# Goal
Copy out the listing that follows exactly, dropping every picture.

(Data records)

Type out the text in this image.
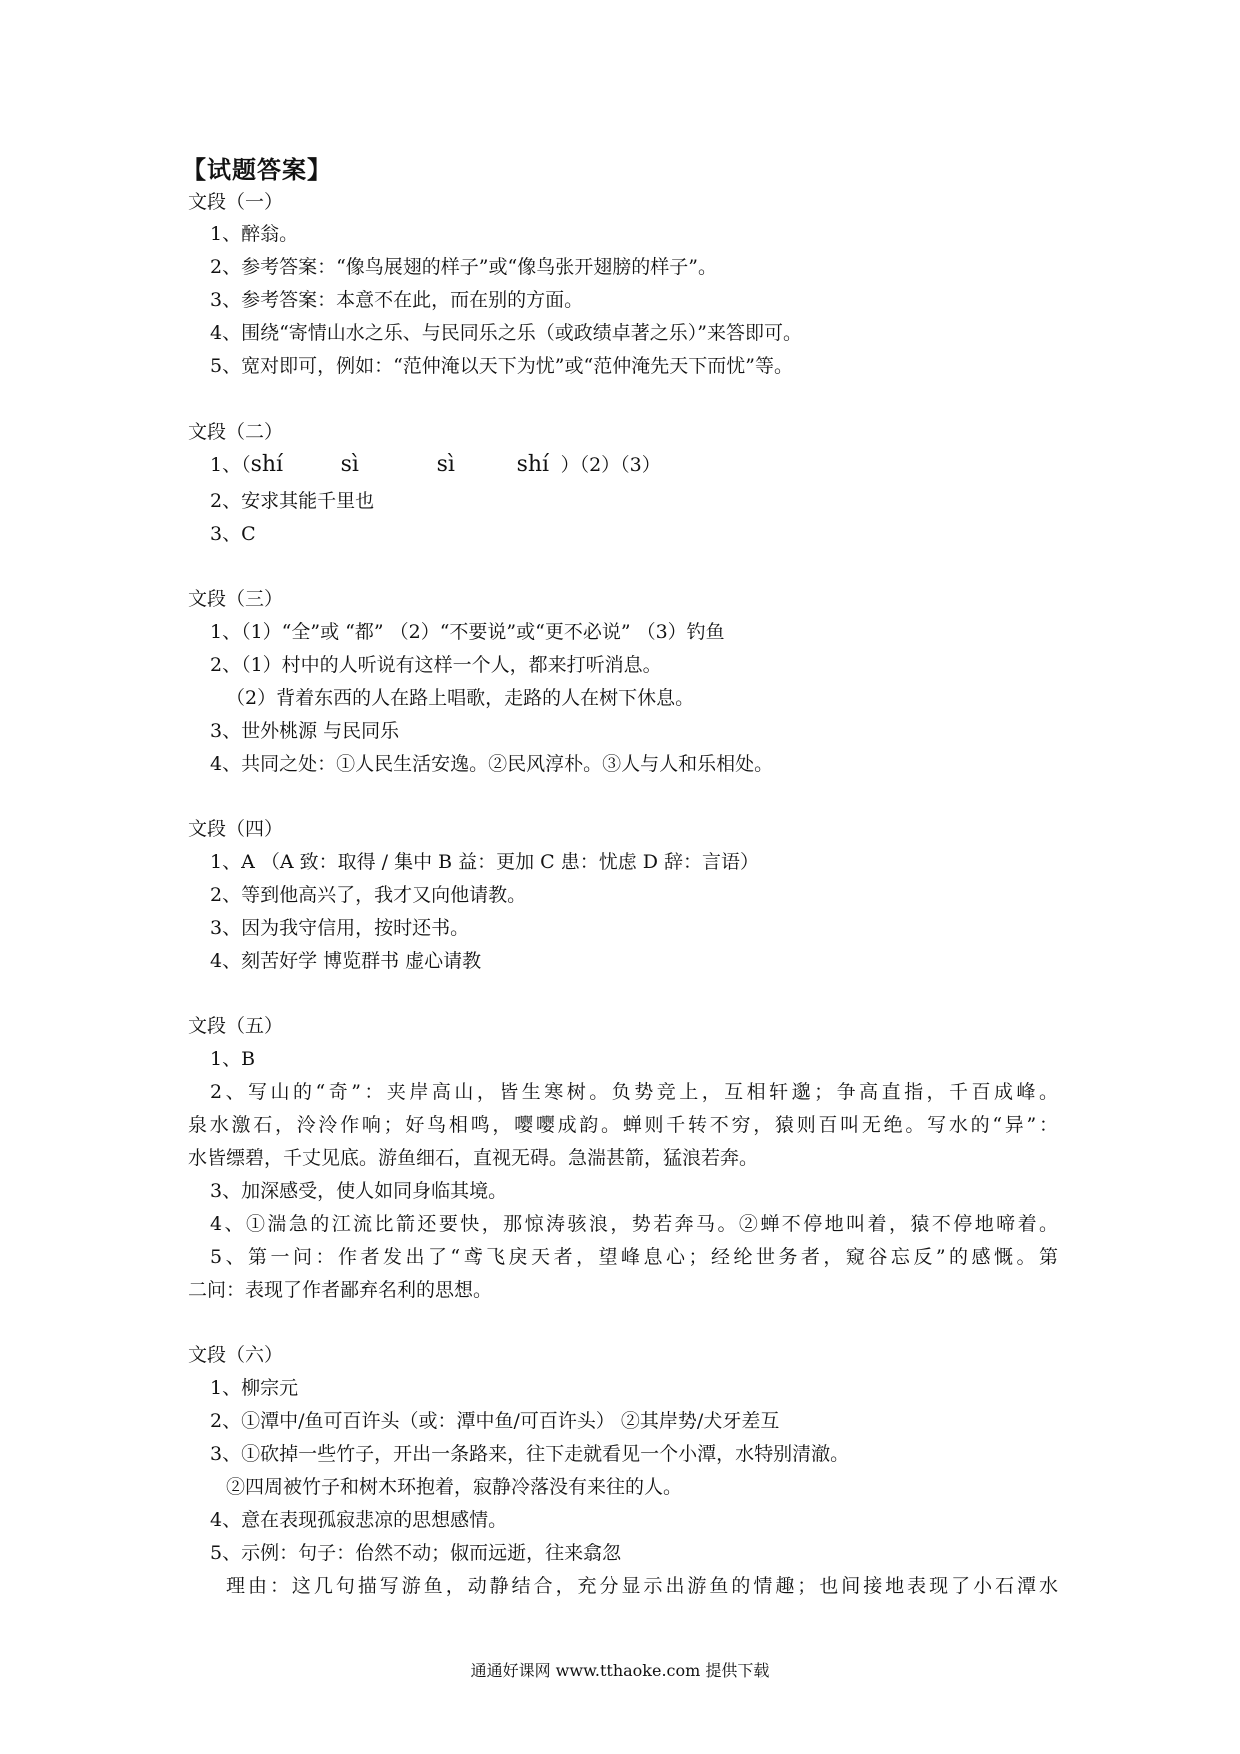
【试题答案】
文段（一）
1、醉翁。
2、参考答案：“像鸟展翅的样子”或“像鸟张开翅膀的样子”。
3、参考答案：本意不在此，而在别的方面。
4、围绕“寄情山水之乐、与民同乐之乐（或政绩卓著之乐）”来答即可。
5、宽对即可，例如：“范仲淹以天下为忧”或“范仲淹先天下而忧”等。
文段（二）
1、（shí	sì	sì	shí ）（2）（3）
2、安求其能千里也
3、C
文段（三）
1、（1）“全”或 “都” （2）“不要说”或“更不必说” （3）钓鱼
2、（1）村中的人听说有这样一个人，都来打听消息。
（2）背着东西的人在路上唱歌，走路的人在树下休息。
3、世外桃源 与民同乐
4、共同之处：①人民生活安逸。②民风淳朴。③人与人和乐相处。
文段（四）
1、A （A 致：取得 / 集中 B 益：更加 C 患：忧虑 D 辞：言语）
2、等到他高兴了，我才又向他请教。
3、因为我守信用，按时还书。
4、刻苦好学 博览群书 虚心请教
文段（五）
1、B
2、写山的“奇”：夹岸高山，皆生寒树。负势竞上，互相轩邈；争高直指，千百成峰。
泉水激石，泠泠作响；好鸟相鸣，嘤嘤成韵。蝉则千转不穷，猿则百叫无绝。写水的“异”：
水皆缥碧，千丈见底。游鱼细石，直视无碍。急湍甚箭，猛浪若奔。
3、加深感受，使人如同身临其境。
4、①湍急的江流比箭还要快，那惊涛骇浪，势若奔马。②蝉不停地叫着，猿不停地啼着。
5、第一问：作者发出了“鸢飞戾天者，望峰息心；经纶世务者，窥谷忘反”的感慨。第
二问：表现了作者鄙弃名利的思想。
文段（六）
1、柳宗元
2、①潭中/鱼可百许头（或：潭中鱼/可百许头） ②其岸势/犬牙差互
3、①砍掉一些竹子，开出一条路来，往下走就看见一个小潭，水特别清澈。
②四周被竹子和树木环抱着，寂静冷落没有来往的人。
4、意在表现孤寂悲凉的思想感情。
5、示例：句子：佁然不动；俶而远逝，往来翕忽
理由：这几句描写游鱼，动静结合，充分显示出游鱼的情趣；也间接地表现了小石潭水
通通好课网 www.tthaoke.com 提供下载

# Answer
Type out the text in this image.
【试题答案】
文段（一）
1、醉翁。
2、参考答案：“像鸟展翅的样子”或“像鸟张开翅膀的样子”。
3、参考答案：本意不在此，而在别的方面。
4、围绕“寄情山水之乐、与民同乐之乐（或政绩卓著之乐）”来答即可。
5、宽对即可，例如：“范仲淹以天下为忧”或“范仲淹先天下而忧”等。
文段（二）
1、（shí	sì	sì	shí ）（2）（3）
2、安求其能千里也
3、C
文段（三）
1、（1）“全”或 “都” （2）“不要说”或“更不必说” （3）钓鱼
2、（1）村中的人听说有这样一个人，都来打听消息。
（2）背着东西的人在路上唱歌，走路的人在树下休息。
3、世外桃源 与民同乐
4、共同之处：①人民生活安逸。②民风淳朴。③人与人和乐相处。
文段（四）
1、A （A 致：取得 / 集中 B 益：更加 C 患：忧虑 D 辞：言语）
2、等到他高兴了，我才又向他请教。
3、因为我守信用，按时还书。
4、刻苦好学 博览群书 虚心请教
文段（五）
1、B
2、写山的“奇”：夹岸高山，皆生寒树。负势竞上，互相轩邈；争高直指，千百成峰。
泉水激石，泠泠作响；好鸟相鸣，嘤嘤成韵。蝉则千转不穷，猿则百叫无绝。写水的“异”：
水皆缥碧，千丈见底。游鱼细石，直视无碍。急湍甚箭，猛浪若奔。
3、加深感受，使人如同身临其境。
4、①湍急的江流比箭还要快，那惊涛骇浪，势若奔马。②蝉不停地叫着，猿不停地啼着。
5、第一问：作者发出了“鸢飞戾天者，望峰息心；经纶世务者，窥谷忘反”的感慨。第
二问：表现了作者鄙弃名利的思想。
文段（六）
1、柳宗元
2、①潭中/鱼可百许头（或：潭中鱼/可百许头） ②其岸势/犬牙差互
3、①砍掉一些竹子，开出一条路来，往下走就看见一个小潭，水特别清澈。
②四周被竹子和树木环抱着，寂静冷落没有来往的人。
4、意在表现孤寂悲凉的思想感情。
5、示例：句子：佁然不动；俶而远逝，往来翕忽
理由：这几句描写游鱼，动静结合，充分显示出游鱼的情趣；也间接地表现了小石潭水
通通好课网 www.tthaoke.com 提供下载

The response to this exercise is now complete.